* Directions for this task
All of the records below must be output exactly, with no pictures carried over.

* Dataset records
--------

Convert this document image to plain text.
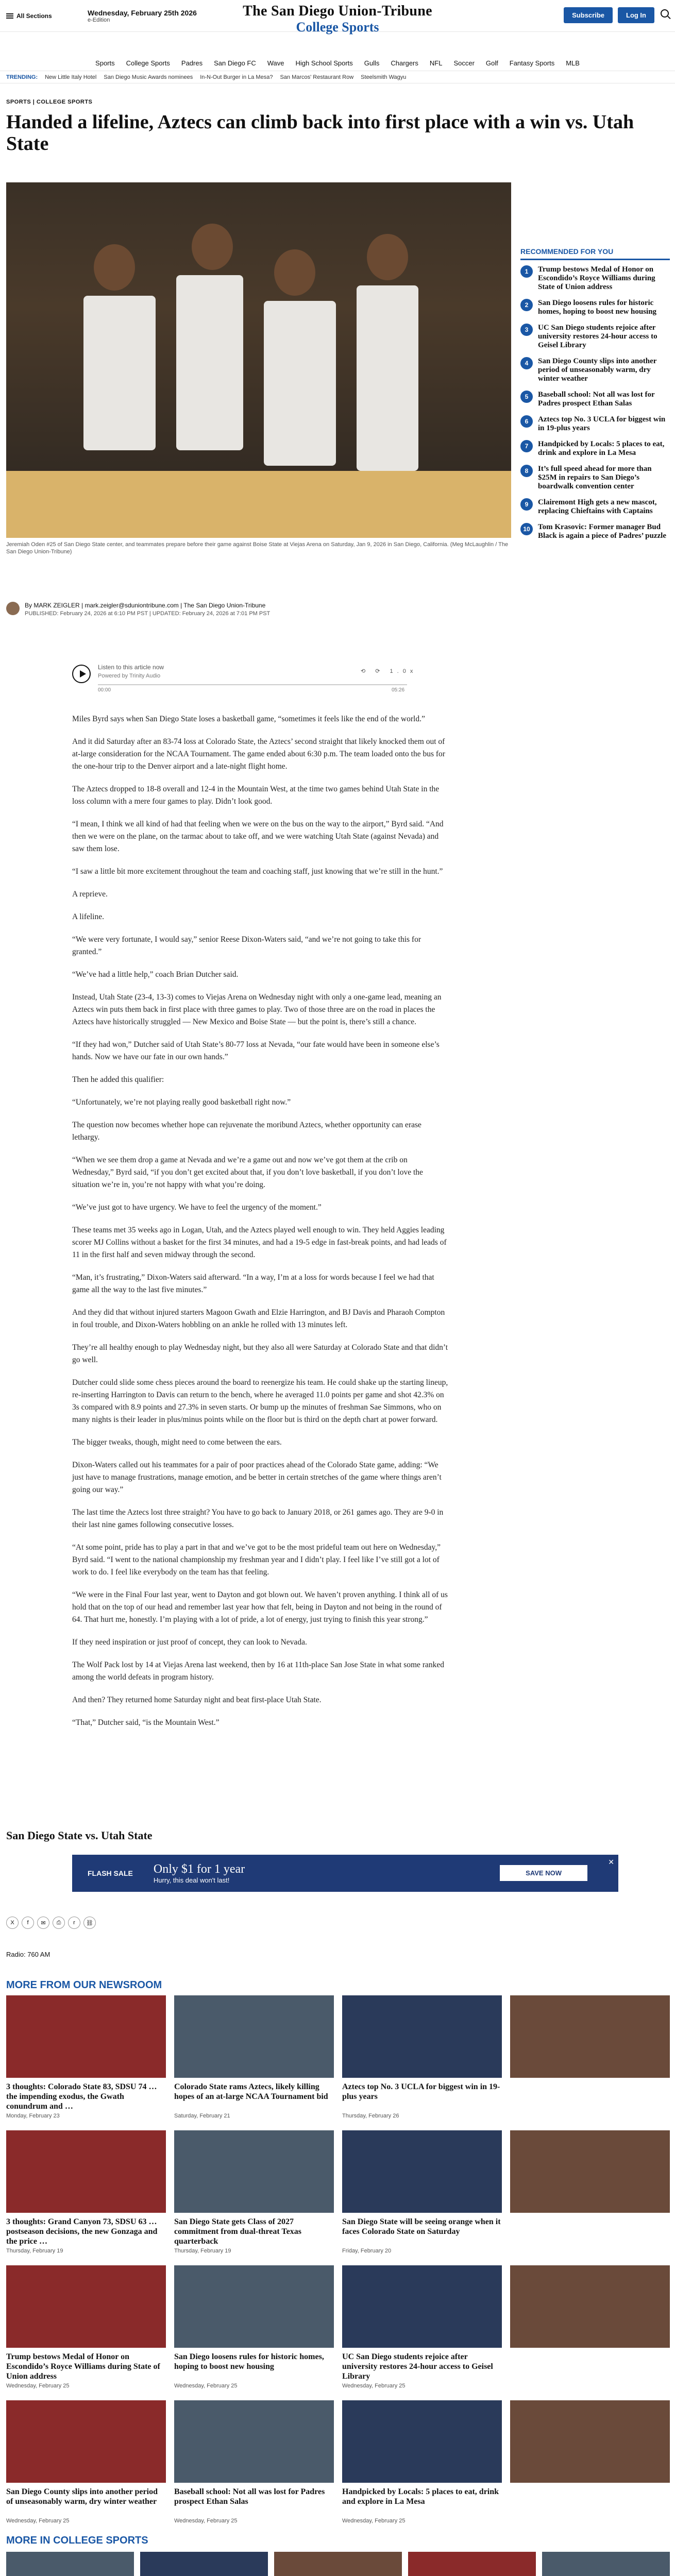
All Sections	Wednesday, February 25th 2026
e-Edition
The San Diego Union-Tribune
College Sports
Subscribe	Log In
Sports College Sports Padres San Diego FC Wave High School Sports Gulls Chargers NFL Soccer Golf Fantasy Sports MLB
TRENDING: New Little Italy Hotel San Diego Music Awards nominees In-N-Out Burger in La Mesa? San Marcos' Restaurant Row Steelsmith Wagyu
SPORTS | COLLEGE SPORTS
Handed a lifeline, Aztecs can climb back into first place with a win vs. Utah State
Jeremiah Oden #25 of San Diego State center, and teammates prepare before their game against Boise State at Viejas Arena on Saturday, Jan 9, 2026 in San Diego, California. (Meg McLaughlin / The San Diego Union-Tribune)
RECOMMENDED FOR YOU
1	Trump bestows Medal of Honor on Escondido’s Royce Williams during State of Union address
2	San Diego loosens rules for historic homes, hoping to boost new housing
3	UC San Diego students rejoice after university restores 24-hour access to Geisel Library
4	San Diego County slips into another period of unseasonably warm, dry winter weather
5	Baseball school: Not all was lost for Padres prospect Ethan Salas
6	Aztecs top No. 3 UCLA for biggest win in 19-plus years
7	Handpicked by Locals: 5 places to eat, drink and explore in La Mesa
8	It’s full speed ahead for more than $25M in repairs to San Diego’s boardwalk convention center
9	Clairemont High gets a new mascot, replacing Chieftains with Captains
10	Tom Krasovic: Former manager Bud Black is again a piece of Padres’ puzzle
By MARK ZEIGLER | mark.zeigler@sduniontribune.com | The San Diego Union-Tribune
PUBLISHED: February 24, 2026 at 6:10 PM PST | UPDATED: February 24, 2026 at 7:01 PM PST
Listen to this article now
Powered by Trinity Audio
⟲ ⟳ 1.0x
00:00	05:26

Miles Byrd says when San Diego State loses a basketball game, “sometimes it feels like the end of the world.”

And it did Saturday after an 83-74 loss at Colorado State, the Aztecs’ second straight that likely knocked them out of at-large consideration for the NCAA Tournament. The game ended about 6:30 p.m. The team loaded onto the bus for the one-hour trip to the Denver airport and a late-night flight home.

The Aztecs dropped to 18-8 overall and 12-4 in the Mountain West, at the time two games behind Utah State in the loss column with a mere four games to play. Didn’t look good.

“I mean, I think we all kind of had that feeling when we were on the bus on the way to the airport,” Byrd said. “And then we were on the plane, on the tarmac about to take off, and we were watching Utah State (against Nevada) and saw them lose.

“I saw a little bit more excitement throughout the team and coaching staff, just knowing that we’re still in the hunt.”

A reprieve.

A lifeline.

“We were very fortunate, I would say,” senior Reese Dixon-Waters said, “and we’re not going to take this for granted.”

“We’ve had a little help,” coach Brian Dutcher said.

Instead, Utah State (23-4, 13-3) comes to Viejas Arena on Wednesday night with only a one-game lead, meaning an Aztecs win puts them back in first place with three games to play. Two of those three are on the road in places the Aztecs have historically struggled — New Mexico and Boise State — but the point is, there’s still a chance.

“If they had won,” Dutcher said of Utah State’s 80-77 loss at Nevada, “our fate would have been in someone else’s hands. Now we have our fate in our own hands.”

Then he added this qualifier:

“Unfortunately, we’re not playing really good basketball right now.”

The question now becomes whether hope can rejuvenate the moribund Aztecs, whether opportunity can erase lethargy.

“When we see them drop a game at Nevada and we’re a game out and now we’ve got them at the crib on Wednesday,” Byrd said, “if you don’t get excited about that, if you don’t love basketball, if you don’t love the situation we’re in, you’re not happy with what you’re doing.

“We’ve just got to have urgency. We have to feel the urgency of the moment.”

These teams met 35 weeks ago in Logan, Utah, and the Aztecs played well enough to win. They held Aggies leading scorer MJ Collins without a basket for the first 34 minutes, and had a 19-5 edge in fast-break points, and had leads of 11 in the first half and seven midway through the second.

“Man, it’s frustrating,” Dixon-Waters said afterward. “In a way, I’m at a loss for words because I feel we had that game all the way to the last five minutes.”

And they did that without injured starters Magoon Gwath and Elzie Harrington, and BJ Davis and Pharaoh Compton in foul trouble, and Dixon-Waters hobbling on an ankle he rolled with 13 minutes left.

They’re all healthy enough to play Wednesday night, but they also all were Saturday at Colorado State and that didn’t go well.

Dutcher could slide some chess pieces around the board to reenergize his team. He could shake up the starting lineup, re-inserting Harrington to Davis can return to the bench, where he averaged 11.0 points per game and shot 42.3% on 3s compared with 8.9 points and 27.3% in seven starts. Or bump up the minutes of freshman Sae Simmons, who on many nights is their leader in plus/minus points while on the floor but is third on the depth chart at power forward.

The bigger tweaks, though, might need to come between the ears.

Dixon-Waters called out his teammates for a pair of poor practices ahead of the Colorado State game, adding: “We just have to manage frustrations, manage emotion, and be better in certain stretches of the game where things aren’t going our way.”

The last time the Aztecs lost three straight? You have to go back to January 2018, or 261 games ago. They are 9-0 in their last nine games following consecutive losses.

“At some point, pride has to play a part in that and we’ve got to be the most prideful team out here on Wednesday,” Byrd said. “I went to the national championship my freshman year and I didn’t play. I feel like I’ve still got a lot of work to do. I feel like everybody on the team has that feeling.

“We were in the Final Four last year, went to Dayton and got blown out. We haven’t proven anything. I think all of us hold that on the top of our head and remember last year how that felt, being in Dayton and not being in the round of 64. That hurt me, honestly. I’m playing with a lot of pride, a lot of energy, just trying to finish this year strong.”

If they need inspiration or just proof of concept, they can look to Nevada.

The Wolf Pack lost by 14 at Viejas Arena last weekend, then by 16 at 11th-place San Jose State in what some ranked among the world defeats in program history.

And then? They returned home Saturday night and beat first-place Utah State.

“That,” Dutcher said, “is the Mountain West.”

San Diego State vs. Utah State
FLASH SALE Only $1 for 1 year
Hurry, this deal won't last!
SAVE NOW
✕
X	f	✉	⎙	r	⛓
Radio: 760 AM
MORE FROM OUR NEWSROOM
3 thoughts: Colorado State 83, SDSU 74 … the impending exodus, the Gwath conundrum and …
Monday, February 23
Colorado State rams Aztecs, likely killing hopes of an at-large NCAA Tournament bid
Saturday, February 21
Aztecs top No. 3 UCLA for biggest win in 19-plus years
Thursday, February 26
3 thoughts: Grand Canyon 73, SDSU 63 … postseason decisions, the new Gonzaga and the price …
Thursday, February 19
San Diego State gets Class of 2027 commitment from dual-threat Texas quarterback
Thursday, February 19
San Diego State will be seeing orange when it faces Colorado State on Saturday
Friday, February 20
Trump bestows Medal of Honor on Escondido’s Royce Williams during State of Union address
Wednesday, February 25
San Diego loosens rules for historic homes, hoping to boost new housing
Wednesday, February 25
UC San Diego students rejoice after university restores 24-hour access to Geisel Library
Wednesday, February 25
San Diego County slips into another period of unseasonably warm, dry winter weather
Wednesday, February 25
Baseball school: Not all was lost for Padres prospect Ethan Salas
Wednesday, February 25
Handpicked by Locals: 5 places to eat, drink and explore in La Mesa
Wednesday, February 25
MORE IN COLLEGE SPORTS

--------

* Response to this task
Convert this document image to plain text.
All Sections	Wednesday, February 25th 2026
e-Edition
The San Diego Union-Tribune
College Sports
Subscribe	Log In
Sports College Sports Padres San Diego FC Wave High School Sports Gulls Chargers NFL Soccer Golf Fantasy Sports MLB
TRENDING: New Little Italy Hotel San Diego Music Awards nominees In-N-Out Burger in La Mesa? San Marcos' Restaurant Row Steelsmith Wagyu
SPORTS | COLLEGE SPORTS
Handed a lifeline, Aztecs can climb back into first place with a win vs. Utah State
Jeremiah Oden #25 of San Diego State center, and teammates prepare before their game against Boise State at Viejas Arena on Saturday, Jan 9, 2026 in San Diego, California. (Meg McLaughlin / The San Diego Union-Tribune)
RECOMMENDED FOR YOU
1	Trump bestows Medal of Honor on Escondido’s Royce Williams during State of Union address
2	San Diego loosens rules for historic homes, hoping to boost new housing
3	UC San Diego students rejoice after university restores 24-hour access to Geisel Library
4	San Diego County slips into another period of unseasonably warm, dry winter weather
5	Baseball school: Not all was lost for Padres prospect Ethan Salas
6	Aztecs top No. 3 UCLA for biggest win in 19-plus years
7	Handpicked by Locals: 5 places to eat, drink and explore in La Mesa
8	It’s full speed ahead for more than $25M in repairs to San Diego’s boardwalk convention center
9	Clairemont High gets a new mascot, replacing Chieftains with Captains
10	Tom Krasovic: Former manager Bud Black is again a piece of Padres’ puzzle
By MARK ZEIGLER | mark.zeigler@sduniontribune.com | The San Diego Union-Tribune
PUBLISHED: February 24, 2026 at 6:10 PM PST | UPDATED: February 24, 2026 at 7:01 PM PST
Listen to this article now
Powered by Trinity Audio
⟲ ⟳ 1.0x
00:00	05:26

Miles Byrd says when San Diego State loses a basketball game, “sometimes it feels like the end of the world.”

And it did Saturday after an 83-74 loss at Colorado State, the Aztecs’ second straight that likely knocked them out of at-large consideration for the NCAA Tournament. The game ended about 6:30 p.m. The team loaded onto the bus for the one-hour trip to the Denver airport and a late-night flight home.

The Aztecs dropped to 18-8 overall and 12-4 in the Mountain West, at the time two games behind Utah State in the loss column with a mere four games to play. Didn’t look good.

“I mean, I think we all kind of had that feeling when we were on the bus on the way to the airport,” Byrd said. “And then we were on the plane, on the tarmac about to take off, and we were watching Utah State (against Nevada) and saw them lose.

“I saw a little bit more excitement throughout the team and coaching staff, just knowing that we’re still in the hunt.”

A reprieve.

A lifeline.

“We were very fortunate, I would say,” senior Reese Dixon-Waters said, “and we’re not going to take this for granted.”

“We’ve had a little help,” coach Brian Dutcher said.

Instead, Utah State (23-4, 13-3) comes to Viejas Arena on Wednesday night with only a one-game lead, meaning an Aztecs win puts them back in first place with three games to play. Two of those three are on the road in places the Aztecs have historically struggled — New Mexico and Boise State — but the point is, there’s still a chance.

“If they had won,” Dutcher said of Utah State’s 80-77 loss at Nevada, “our fate would have been in someone else’s hands. Now we have our fate in our own hands.”

Then he added this qualifier:

“Unfortunately, we’re not playing really good basketball right now.”

The question now becomes whether hope can rejuvenate the moribund Aztecs, whether opportunity can erase lethargy.

“When we see them drop a game at Nevada and we’re a game out and now we’ve got them at the crib on Wednesday,” Byrd said, “if you don’t get excited about that, if you don’t love basketball, if you don’t love the situation we’re in, you’re not happy with what you’re doing.

“We’ve just got to have urgency. We have to feel the urgency of the moment.”

These teams met 35 weeks ago in Logan, Utah, and the Aztecs played well enough to win. They held Aggies leading scorer MJ Collins without a basket for the first 34 minutes, and had a 19-5 edge in fast-break points, and had leads of 11 in the first half and seven midway through the second.

“Man, it’s frustrating,” Dixon-Waters said afterward. “In a way, I’m at a loss for words because I feel we had that game all the way to the last five minutes.”

And they did that without injured starters Magoon Gwath and Elzie Harrington, and BJ Davis and Pharaoh Compton in foul trouble, and Dixon-Waters hobbling on an ankle he rolled with 13 minutes left.

They’re all healthy enough to play Wednesday night, but they also all were Saturday at Colorado State and that didn’t go well.

Dutcher could slide some chess pieces around the board to reenergize his team. He could shake up the starting lineup, re-inserting Harrington to Davis can return to the bench, where he averaged 11.0 points per game and shot 42.3% on 3s compared with 8.9 points and 27.3% in seven starts. Or bump up the minutes of freshman Sae Simmons, who on many nights is their leader in plus/minus points while on the floor but is third on the depth chart at power forward.

The bigger tweaks, though, might need to come between the ears.

Dixon-Waters called out his teammates for a pair of poor practices ahead of the Colorado State game, adding: “We just have to manage frustrations, manage emotion, and be better in certain stretches of the game where things aren’t going our way.”

The last time the Aztecs lost three straight? You have to go back to January 2018, or 261 games ago. They are 9-0 in their last nine games following consecutive losses.

“At some point, pride has to play a part in that and we’ve got to be the most prideful team out here on Wednesday,” Byrd said. “I went to the national championship my freshman year and I didn’t play. I feel like I’ve still got a lot of work to do. I feel like everybody on the team has that feeling.

“We were in the Final Four last year, went to Dayton and got blown out. We haven’t proven anything. I think all of us hold that on the top of our head and remember last year how that felt, being in Dayton and not being in the round of 64. That hurt me, honestly. I’m playing with a lot of pride, a lot of energy, just trying to finish this year strong.”

If they need inspiration or just proof of concept, they can look to Nevada.

The Wolf Pack lost by 14 at Viejas Arena last weekend, then by 16 at 11th-place San Jose State in what some ranked among the world defeats in program history.

And then? They returned home Saturday night and beat first-place Utah State.

“That,” Dutcher said, “is the Mountain West.”

San Diego State vs. Utah State
FLASH SALE Only $1 for 1 year
Hurry, this deal won't last!
SAVE NOW
✕
X	f	✉	⎙	r	⛓
Radio: 760 AM
MORE FROM OUR NEWSROOM
3 thoughts: Colorado State 83, SDSU 74 … the impending exodus, the Gwath conundrum and …
Monday, February 23
Colorado State rams Aztecs, likely killing hopes of an at-large NCAA Tournament bid
Saturday, February 21
Aztecs top No. 3 UCLA for biggest win in 19-plus years
Thursday, February 26
3 thoughts: Grand Canyon 73, SDSU 63 … postseason decisions, the new Gonzaga and the price …
Thursday, February 19
San Diego State gets Class of 2027 commitment from dual-threat Texas quarterback
Thursday, February 19
San Diego State will be seeing orange when it faces Colorado State on Saturday
Friday, February 20
Trump bestows Medal of Honor on Escondido’s Royce Williams during State of Union address
Wednesday, February 25
San Diego loosens rules for historic homes, hoping to boost new housing
Wednesday, February 25
UC San Diego students rejoice after university restores 24-hour access to Geisel Library
Wednesday, February 25
San Diego County slips into another period of unseasonably warm, dry winter weather
Wednesday, February 25
Baseball school: Not all was lost for Padres prospect Ethan Salas
Wednesday, February 25
Handpicked by Locals: 5 places to eat, drink and explore in La Mesa
Wednesday, February 25
MORE IN COLLEGE SPORTS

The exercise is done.